» **To do**
Print the lines from the start of the data through the line containing "clock[interactable]: 1:13 PM", inclusive, reproducing each one without alteration.

Lines of data:
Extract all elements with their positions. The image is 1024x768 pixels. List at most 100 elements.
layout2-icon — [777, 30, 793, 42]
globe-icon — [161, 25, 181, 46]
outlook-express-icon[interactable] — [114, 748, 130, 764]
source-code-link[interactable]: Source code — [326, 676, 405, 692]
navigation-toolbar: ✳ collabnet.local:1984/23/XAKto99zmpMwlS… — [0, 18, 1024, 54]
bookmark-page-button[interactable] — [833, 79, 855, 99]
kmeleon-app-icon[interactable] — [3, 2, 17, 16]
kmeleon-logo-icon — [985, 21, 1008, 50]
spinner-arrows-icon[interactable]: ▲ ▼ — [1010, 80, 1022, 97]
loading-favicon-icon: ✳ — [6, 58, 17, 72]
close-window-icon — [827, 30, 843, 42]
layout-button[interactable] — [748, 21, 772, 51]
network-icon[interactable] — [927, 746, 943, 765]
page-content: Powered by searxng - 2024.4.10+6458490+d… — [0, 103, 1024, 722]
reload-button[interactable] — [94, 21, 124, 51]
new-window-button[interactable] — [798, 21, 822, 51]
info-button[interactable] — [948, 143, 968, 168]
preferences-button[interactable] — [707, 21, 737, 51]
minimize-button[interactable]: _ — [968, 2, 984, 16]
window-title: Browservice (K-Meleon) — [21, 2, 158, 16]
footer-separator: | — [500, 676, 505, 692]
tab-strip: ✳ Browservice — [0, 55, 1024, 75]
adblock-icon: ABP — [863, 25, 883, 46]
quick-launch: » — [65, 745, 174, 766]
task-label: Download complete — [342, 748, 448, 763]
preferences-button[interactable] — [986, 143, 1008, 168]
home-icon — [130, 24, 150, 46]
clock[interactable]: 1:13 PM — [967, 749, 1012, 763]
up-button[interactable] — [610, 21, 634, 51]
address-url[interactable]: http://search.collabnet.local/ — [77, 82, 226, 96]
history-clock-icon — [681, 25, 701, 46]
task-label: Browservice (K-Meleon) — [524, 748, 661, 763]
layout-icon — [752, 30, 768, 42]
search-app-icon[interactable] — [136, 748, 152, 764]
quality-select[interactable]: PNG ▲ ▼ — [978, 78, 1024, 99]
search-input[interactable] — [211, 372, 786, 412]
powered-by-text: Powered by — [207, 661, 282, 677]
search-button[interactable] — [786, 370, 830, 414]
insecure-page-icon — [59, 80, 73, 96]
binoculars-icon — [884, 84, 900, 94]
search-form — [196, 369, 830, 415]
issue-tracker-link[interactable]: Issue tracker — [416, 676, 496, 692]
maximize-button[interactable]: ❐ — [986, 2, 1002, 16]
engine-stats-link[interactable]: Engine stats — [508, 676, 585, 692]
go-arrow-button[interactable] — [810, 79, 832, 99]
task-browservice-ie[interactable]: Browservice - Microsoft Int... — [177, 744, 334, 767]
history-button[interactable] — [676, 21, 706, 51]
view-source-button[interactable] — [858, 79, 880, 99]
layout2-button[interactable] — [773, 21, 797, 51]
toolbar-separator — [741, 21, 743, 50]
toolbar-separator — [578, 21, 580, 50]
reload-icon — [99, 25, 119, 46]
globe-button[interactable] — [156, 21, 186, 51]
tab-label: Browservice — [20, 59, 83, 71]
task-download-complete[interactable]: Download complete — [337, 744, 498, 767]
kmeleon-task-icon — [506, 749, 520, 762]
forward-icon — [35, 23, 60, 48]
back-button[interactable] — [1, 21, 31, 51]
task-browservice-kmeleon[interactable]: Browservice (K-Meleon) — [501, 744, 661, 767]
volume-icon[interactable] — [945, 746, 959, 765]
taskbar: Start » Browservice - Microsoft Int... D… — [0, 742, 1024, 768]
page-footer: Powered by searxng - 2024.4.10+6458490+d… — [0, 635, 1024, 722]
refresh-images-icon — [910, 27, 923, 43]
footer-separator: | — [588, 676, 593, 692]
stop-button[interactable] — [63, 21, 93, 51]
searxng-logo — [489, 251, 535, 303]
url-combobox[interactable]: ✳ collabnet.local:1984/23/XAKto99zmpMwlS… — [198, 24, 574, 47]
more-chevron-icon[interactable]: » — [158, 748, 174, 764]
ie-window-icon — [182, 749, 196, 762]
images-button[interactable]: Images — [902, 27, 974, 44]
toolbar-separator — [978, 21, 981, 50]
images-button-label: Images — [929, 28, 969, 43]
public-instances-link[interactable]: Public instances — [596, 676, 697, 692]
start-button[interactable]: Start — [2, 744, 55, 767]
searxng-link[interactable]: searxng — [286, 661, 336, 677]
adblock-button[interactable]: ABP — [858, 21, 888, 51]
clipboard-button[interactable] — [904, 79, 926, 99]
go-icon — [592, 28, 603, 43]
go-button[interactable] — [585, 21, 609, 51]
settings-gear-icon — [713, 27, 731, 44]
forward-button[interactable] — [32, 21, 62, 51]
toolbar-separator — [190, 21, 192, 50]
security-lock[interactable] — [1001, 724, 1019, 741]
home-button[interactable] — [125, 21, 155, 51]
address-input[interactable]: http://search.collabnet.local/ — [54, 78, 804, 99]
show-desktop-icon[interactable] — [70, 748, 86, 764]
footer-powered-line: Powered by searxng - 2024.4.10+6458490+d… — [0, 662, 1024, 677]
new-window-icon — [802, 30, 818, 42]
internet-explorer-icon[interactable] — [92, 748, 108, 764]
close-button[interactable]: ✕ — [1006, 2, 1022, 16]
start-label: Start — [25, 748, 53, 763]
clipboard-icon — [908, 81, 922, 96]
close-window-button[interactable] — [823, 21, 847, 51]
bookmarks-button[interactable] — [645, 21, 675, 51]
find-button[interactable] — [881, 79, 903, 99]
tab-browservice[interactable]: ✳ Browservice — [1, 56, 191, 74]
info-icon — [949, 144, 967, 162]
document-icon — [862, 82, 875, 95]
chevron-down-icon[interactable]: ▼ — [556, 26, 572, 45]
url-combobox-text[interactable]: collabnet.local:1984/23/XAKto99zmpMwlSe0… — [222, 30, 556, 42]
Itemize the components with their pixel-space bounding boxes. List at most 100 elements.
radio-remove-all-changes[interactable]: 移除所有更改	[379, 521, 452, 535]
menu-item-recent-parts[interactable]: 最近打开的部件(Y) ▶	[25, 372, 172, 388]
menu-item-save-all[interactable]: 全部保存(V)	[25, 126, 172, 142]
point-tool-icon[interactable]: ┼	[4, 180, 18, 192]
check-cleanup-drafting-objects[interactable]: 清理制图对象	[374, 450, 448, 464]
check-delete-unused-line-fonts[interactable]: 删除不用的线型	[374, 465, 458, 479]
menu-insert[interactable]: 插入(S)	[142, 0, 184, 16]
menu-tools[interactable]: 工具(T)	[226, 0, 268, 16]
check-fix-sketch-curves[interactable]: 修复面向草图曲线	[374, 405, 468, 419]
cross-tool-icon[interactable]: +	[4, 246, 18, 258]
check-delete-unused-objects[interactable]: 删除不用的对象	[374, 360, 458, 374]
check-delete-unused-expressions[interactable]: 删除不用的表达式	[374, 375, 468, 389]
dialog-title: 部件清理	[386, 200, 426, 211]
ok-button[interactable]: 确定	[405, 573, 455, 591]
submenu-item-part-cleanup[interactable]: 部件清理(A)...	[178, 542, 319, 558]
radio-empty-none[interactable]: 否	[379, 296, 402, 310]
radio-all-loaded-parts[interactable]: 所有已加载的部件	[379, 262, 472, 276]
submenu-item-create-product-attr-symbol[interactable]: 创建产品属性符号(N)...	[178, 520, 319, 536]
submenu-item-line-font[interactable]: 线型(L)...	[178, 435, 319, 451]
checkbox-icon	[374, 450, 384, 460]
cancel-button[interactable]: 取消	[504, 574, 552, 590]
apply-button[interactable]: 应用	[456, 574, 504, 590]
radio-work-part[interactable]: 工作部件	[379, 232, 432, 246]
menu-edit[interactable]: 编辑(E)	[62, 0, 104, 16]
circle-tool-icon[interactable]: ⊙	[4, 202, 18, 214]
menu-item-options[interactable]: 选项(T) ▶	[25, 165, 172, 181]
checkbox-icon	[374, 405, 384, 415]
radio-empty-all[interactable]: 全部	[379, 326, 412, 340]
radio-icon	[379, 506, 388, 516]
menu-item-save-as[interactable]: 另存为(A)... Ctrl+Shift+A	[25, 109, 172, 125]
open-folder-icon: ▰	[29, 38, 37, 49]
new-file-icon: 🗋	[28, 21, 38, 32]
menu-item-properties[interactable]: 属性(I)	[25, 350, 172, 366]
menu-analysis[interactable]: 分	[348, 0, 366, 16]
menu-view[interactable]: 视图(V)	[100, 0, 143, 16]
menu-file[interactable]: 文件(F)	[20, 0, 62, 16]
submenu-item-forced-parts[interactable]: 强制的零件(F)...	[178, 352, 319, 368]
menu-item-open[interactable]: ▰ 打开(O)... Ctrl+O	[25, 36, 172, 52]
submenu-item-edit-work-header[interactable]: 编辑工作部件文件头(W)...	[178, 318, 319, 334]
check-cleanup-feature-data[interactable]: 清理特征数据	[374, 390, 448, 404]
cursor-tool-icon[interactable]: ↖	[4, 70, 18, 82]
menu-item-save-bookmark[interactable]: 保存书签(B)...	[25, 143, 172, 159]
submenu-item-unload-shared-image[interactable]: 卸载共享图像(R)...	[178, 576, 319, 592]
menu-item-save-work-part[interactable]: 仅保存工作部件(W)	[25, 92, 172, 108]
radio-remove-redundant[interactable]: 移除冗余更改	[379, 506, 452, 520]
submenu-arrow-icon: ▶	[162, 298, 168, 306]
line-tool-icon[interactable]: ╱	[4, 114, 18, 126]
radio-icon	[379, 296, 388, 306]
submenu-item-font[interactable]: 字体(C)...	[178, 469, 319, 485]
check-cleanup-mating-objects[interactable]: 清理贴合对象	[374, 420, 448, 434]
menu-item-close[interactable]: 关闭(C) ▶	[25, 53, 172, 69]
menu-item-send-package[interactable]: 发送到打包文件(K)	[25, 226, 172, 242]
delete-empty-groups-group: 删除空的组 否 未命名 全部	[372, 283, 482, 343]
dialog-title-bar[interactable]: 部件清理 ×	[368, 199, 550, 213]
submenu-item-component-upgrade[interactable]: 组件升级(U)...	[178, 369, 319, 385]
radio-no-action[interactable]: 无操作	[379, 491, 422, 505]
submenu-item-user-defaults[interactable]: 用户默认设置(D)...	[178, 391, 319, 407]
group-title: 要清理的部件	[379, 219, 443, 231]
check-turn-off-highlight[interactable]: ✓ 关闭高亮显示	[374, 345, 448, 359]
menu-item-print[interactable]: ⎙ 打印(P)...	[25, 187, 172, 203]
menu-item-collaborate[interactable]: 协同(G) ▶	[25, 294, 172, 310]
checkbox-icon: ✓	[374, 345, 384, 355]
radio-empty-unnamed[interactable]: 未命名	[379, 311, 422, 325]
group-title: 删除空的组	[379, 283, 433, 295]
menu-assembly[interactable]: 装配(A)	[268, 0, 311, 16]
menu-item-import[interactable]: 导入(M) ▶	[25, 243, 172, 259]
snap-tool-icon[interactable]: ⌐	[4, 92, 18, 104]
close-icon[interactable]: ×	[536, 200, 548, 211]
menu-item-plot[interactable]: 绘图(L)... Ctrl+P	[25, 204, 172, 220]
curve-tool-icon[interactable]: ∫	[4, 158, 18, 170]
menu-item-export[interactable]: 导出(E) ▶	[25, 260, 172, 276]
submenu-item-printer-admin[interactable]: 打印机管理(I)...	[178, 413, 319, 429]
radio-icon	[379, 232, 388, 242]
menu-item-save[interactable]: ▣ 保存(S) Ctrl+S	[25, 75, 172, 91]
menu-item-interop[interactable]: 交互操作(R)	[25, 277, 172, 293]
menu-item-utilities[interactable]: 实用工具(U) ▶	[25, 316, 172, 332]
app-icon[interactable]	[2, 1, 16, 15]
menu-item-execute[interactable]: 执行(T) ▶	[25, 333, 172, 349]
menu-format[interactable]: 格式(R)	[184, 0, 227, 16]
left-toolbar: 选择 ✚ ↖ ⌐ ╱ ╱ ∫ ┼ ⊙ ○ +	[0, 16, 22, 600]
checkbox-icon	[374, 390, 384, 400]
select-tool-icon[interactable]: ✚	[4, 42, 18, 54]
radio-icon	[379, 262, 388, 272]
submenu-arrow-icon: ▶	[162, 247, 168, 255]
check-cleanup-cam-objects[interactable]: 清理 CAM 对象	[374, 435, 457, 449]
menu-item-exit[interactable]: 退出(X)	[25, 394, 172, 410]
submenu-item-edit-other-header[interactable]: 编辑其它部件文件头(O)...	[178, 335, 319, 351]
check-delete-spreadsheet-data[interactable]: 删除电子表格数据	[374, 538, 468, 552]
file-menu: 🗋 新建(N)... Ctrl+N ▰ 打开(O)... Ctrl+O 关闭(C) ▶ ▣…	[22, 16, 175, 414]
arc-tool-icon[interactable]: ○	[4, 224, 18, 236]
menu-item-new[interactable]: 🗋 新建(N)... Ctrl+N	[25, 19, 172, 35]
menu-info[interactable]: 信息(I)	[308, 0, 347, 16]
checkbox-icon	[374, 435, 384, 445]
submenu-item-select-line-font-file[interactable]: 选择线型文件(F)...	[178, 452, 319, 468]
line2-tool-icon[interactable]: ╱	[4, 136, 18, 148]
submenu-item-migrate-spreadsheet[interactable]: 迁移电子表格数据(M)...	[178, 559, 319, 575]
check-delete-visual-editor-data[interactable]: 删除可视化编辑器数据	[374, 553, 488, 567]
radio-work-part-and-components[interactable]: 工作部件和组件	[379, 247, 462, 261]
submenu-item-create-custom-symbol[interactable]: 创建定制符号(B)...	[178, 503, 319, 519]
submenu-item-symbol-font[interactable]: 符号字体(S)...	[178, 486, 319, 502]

» **Expected output**
Extract all elements with their positions. The image is 1024x768 pixels. List at most 100 elements.
layout2-icon — [777, 30, 793, 42]
globe-icon — [161, 25, 181, 46]
outlook-express-icon[interactable] — [114, 748, 130, 764]
source-code-link[interactable]: Source code — [326, 676, 405, 692]
navigation-toolbar: ✳ collabnet.local:1984/23/XAKto99zmpMwlS… — [0, 18, 1024, 54]
bookmark-page-button[interactable] — [833, 79, 855, 99]
kmeleon-app-icon[interactable] — [3, 2, 17, 16]
kmeleon-logo-icon — [985, 21, 1008, 50]
spinner-arrows-icon[interactable]: ▲ ▼ — [1010, 80, 1022, 97]
loading-favicon-icon: ✳ — [6, 58, 17, 72]
close-window-icon — [827, 30, 843, 42]
layout-button[interactable] — [748, 21, 772, 51]
network-icon[interactable] — [927, 746, 943, 765]
page-content: Powered by searxng - 2024.4.10+6458490+d… — [0, 103, 1024, 722]
reload-button[interactable] — [94, 21, 124, 51]
new-window-button[interactable] — [798, 21, 822, 51]
info-button[interactable] — [948, 143, 968, 168]
preferences-button[interactable] — [707, 21, 737, 51]
minimize-button[interactable]: _ — [968, 2, 984, 16]
window-title: Browservice (K-Meleon) — [21, 2, 158, 16]
footer-separator: | — [500, 676, 505, 692]
tab-strip: ✳ Browservice — [0, 55, 1024, 75]
adblock-icon: ABP — [863, 25, 883, 46]
quick-launch: » — [65, 745, 174, 766]
task-label: Download complete — [342, 748, 448, 763]
preferences-button[interactable] — [986, 143, 1008, 168]
home-icon — [130, 24, 150, 46]
clock[interactable]: 1:13 PM — [967, 749, 1012, 763]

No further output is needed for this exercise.